[Extracted records]:
____

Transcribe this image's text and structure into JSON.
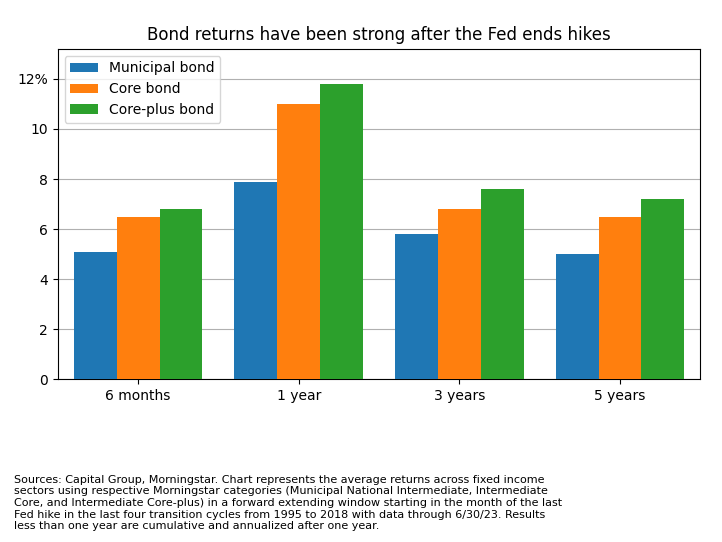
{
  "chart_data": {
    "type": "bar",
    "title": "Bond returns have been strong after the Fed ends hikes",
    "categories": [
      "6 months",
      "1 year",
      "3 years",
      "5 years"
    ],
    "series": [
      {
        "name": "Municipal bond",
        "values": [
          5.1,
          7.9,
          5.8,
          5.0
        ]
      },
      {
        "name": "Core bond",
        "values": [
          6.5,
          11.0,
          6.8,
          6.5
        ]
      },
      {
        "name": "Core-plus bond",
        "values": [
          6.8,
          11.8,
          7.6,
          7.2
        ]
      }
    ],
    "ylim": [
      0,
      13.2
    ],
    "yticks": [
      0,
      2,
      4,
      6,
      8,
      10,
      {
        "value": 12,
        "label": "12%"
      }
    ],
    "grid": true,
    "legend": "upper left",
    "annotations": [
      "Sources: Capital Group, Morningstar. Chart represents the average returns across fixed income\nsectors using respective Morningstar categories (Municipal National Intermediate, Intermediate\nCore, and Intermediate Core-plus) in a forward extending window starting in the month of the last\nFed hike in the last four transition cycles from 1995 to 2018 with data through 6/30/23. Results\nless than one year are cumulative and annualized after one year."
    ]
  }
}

____

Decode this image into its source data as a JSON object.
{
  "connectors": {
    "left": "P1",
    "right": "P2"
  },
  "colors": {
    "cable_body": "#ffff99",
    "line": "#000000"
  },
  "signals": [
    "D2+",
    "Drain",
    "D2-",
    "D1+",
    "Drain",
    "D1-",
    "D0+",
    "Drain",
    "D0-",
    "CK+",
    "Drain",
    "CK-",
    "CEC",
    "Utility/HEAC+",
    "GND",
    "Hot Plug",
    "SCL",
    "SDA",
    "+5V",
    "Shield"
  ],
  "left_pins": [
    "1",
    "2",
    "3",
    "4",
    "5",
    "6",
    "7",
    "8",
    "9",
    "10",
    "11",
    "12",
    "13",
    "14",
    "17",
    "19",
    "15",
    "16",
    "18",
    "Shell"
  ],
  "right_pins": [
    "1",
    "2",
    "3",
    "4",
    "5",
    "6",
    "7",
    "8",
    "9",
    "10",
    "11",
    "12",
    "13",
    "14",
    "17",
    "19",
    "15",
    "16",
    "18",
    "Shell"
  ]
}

____

[Stated exercise]: Where a line of the records above holds the word "JSON", copy that line.

[Task result]:
Transcribe this image's text and structure into JSON.
Decode this image into its source data as a JSON object.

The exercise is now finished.